- [PROMPT]:
Where a line contains the string "JSON", copy that line.

- [PROVIDED INFORMATION]:
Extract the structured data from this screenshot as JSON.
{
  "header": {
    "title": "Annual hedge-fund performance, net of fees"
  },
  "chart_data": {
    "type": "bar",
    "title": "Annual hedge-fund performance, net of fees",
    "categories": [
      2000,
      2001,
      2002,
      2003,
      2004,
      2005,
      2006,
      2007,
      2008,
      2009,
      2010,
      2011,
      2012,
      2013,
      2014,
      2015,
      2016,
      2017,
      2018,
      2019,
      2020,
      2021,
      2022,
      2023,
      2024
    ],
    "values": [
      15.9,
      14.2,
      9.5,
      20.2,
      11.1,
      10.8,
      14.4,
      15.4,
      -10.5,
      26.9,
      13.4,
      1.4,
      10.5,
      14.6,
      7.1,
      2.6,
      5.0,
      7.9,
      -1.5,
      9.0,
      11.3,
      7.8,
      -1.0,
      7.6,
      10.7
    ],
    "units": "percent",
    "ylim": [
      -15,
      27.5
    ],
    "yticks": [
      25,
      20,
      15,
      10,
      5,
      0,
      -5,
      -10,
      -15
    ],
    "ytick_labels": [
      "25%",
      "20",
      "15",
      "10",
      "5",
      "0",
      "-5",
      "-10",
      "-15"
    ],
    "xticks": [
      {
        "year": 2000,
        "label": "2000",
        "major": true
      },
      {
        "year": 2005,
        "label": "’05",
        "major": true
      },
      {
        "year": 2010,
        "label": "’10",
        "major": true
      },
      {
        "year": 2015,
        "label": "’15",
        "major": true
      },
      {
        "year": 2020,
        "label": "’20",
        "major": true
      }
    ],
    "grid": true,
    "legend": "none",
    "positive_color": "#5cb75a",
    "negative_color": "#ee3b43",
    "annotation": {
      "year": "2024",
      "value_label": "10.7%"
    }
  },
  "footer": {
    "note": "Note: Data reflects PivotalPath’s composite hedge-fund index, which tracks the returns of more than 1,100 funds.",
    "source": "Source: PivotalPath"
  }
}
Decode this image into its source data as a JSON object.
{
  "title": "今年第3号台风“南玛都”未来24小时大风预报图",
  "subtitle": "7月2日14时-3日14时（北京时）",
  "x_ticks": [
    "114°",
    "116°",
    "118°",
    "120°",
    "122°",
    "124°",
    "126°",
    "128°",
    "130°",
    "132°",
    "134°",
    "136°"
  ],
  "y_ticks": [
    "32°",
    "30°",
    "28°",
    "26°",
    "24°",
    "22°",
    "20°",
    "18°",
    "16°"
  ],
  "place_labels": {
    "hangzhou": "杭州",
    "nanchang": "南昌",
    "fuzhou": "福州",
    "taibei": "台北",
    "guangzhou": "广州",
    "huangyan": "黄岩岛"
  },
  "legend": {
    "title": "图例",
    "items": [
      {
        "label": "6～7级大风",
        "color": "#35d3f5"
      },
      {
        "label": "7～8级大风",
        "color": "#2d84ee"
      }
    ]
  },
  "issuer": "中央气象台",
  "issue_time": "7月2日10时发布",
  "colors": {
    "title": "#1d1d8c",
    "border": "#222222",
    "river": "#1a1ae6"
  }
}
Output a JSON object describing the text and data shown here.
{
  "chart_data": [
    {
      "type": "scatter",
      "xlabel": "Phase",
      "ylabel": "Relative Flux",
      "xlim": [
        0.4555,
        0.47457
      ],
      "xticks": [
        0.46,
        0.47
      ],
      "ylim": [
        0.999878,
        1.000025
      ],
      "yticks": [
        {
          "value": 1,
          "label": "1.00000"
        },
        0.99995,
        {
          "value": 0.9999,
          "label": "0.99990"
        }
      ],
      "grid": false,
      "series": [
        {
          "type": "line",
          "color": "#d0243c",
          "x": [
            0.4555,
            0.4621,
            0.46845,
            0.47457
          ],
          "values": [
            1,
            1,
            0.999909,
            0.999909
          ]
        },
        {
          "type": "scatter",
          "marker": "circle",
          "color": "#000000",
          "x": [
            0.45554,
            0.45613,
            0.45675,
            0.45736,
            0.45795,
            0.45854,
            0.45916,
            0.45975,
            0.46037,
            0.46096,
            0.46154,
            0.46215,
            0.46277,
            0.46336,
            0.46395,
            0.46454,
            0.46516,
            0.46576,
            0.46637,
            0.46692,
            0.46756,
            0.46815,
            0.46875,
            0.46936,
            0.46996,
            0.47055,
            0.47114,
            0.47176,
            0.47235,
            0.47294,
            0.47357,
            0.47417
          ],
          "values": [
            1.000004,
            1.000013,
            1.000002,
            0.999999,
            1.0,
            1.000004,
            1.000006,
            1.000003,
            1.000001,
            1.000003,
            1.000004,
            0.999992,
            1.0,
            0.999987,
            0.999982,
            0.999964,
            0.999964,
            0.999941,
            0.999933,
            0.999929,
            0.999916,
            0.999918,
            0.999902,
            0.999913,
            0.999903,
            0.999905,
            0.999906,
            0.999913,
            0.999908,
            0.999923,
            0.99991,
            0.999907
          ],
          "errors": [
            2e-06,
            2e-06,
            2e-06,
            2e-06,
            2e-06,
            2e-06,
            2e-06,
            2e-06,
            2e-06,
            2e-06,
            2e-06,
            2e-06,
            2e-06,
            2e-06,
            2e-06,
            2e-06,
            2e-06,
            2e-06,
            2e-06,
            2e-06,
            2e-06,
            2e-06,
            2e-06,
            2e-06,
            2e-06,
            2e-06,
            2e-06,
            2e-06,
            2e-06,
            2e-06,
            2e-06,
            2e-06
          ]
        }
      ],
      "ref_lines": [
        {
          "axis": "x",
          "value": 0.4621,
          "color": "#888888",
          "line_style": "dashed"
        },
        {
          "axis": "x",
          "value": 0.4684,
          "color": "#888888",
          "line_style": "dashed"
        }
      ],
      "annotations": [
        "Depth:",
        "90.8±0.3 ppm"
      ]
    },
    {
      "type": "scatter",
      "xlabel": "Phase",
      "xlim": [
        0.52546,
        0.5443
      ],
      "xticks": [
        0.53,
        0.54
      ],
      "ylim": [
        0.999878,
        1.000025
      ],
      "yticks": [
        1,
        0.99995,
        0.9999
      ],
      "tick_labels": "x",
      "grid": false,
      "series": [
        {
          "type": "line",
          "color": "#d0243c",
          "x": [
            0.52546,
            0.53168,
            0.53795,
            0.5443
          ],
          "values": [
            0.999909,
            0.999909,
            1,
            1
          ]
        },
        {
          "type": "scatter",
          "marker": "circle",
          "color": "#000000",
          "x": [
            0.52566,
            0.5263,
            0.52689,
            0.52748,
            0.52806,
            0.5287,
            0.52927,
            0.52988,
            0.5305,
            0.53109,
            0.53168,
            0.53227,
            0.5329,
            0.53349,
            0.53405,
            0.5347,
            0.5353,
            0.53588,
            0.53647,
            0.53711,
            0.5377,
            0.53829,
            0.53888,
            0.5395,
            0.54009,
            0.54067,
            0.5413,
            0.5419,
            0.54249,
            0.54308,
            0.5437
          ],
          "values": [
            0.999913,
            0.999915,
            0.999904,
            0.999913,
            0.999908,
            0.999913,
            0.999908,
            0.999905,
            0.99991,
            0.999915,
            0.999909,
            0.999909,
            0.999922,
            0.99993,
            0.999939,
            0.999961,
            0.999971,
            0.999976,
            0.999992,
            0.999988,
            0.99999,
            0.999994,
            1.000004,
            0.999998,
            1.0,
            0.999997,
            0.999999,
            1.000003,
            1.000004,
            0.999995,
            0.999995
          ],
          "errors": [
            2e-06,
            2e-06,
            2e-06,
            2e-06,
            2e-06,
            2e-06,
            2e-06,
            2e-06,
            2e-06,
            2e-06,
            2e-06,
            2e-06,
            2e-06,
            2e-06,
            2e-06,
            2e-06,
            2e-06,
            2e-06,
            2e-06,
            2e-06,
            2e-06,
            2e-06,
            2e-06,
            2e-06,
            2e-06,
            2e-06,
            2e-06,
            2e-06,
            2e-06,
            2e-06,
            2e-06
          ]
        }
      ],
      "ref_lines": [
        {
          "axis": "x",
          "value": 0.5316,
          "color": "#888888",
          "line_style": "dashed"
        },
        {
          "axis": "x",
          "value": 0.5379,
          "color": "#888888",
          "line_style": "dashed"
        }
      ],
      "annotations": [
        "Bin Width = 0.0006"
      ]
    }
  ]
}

- [RESULT FOR THIS TASK]:
Extract the structured data from this screenshot as JSON.
Decode this image into its source data as a JSON object.
Output a JSON object describing the text and data shown here.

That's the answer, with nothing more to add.